◆ **Work to complete**
Transcribe the entries below exactly.

◆ **Provided records**
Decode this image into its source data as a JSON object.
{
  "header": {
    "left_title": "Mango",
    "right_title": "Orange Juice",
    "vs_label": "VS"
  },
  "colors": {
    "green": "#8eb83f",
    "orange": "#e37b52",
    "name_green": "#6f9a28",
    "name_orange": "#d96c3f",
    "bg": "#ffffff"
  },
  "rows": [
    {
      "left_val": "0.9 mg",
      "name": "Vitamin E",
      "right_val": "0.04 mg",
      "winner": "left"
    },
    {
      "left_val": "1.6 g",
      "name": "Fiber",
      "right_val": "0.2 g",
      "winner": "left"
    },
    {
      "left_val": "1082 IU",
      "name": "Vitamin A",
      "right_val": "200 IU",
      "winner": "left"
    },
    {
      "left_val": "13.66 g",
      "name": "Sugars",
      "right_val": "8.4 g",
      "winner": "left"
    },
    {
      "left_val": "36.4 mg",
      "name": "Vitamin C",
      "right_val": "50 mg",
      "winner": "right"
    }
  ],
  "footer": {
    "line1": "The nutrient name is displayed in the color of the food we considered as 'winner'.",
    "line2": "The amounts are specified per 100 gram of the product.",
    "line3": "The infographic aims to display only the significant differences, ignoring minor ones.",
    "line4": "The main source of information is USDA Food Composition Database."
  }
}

◆ **Full output**
Decode this image into its source data as a JSON object.
{
  "header": {
    "left_title": "Mango",
    "right_title": "Orange Juice",
    "vs_label": "VS"
  },
  "colors": {
    "green": "#8eb83f",
    "orange": "#e37b52",
    "name_green": "#6f9a28",
    "name_orange": "#d96c3f",
    "bg": "#ffffff"
  },
  "rows": [
    {
      "left_val": "0.9 mg",
      "name": "Vitamin E",
      "right_val": "0.04 mg",
      "winner": "left"
    },
    {
      "left_val": "1.6 g",
      "name": "Fiber",
      "right_val": "0.2 g",
      "winner": "left"
    },
    {
      "left_val": "1082 IU",
      "name": "Vitamin A",
      "right_val": "200 IU",
      "winner": "left"
    },
    {
      "left_val": "13.66 g",
      "name": "Sugars",
      "right_val": "8.4 g",
      "winner": "left"
    },
    {
      "left_val": "36.4 mg",
      "name": "Vitamin C",
      "right_val": "50 mg",
      "winner": "right"
    }
  ],
  "footer": {
    "line1": "The nutrient name is displayed in the color of the food we considered as 'winner'.",
    "line2": "The amounts are specified per 100 gram of the product.",
    "line3": "The infographic aims to display only the significant differences, ignoring minor ones.",
    "line4": "The main source of information is USDA Food Composition Database."
  }
}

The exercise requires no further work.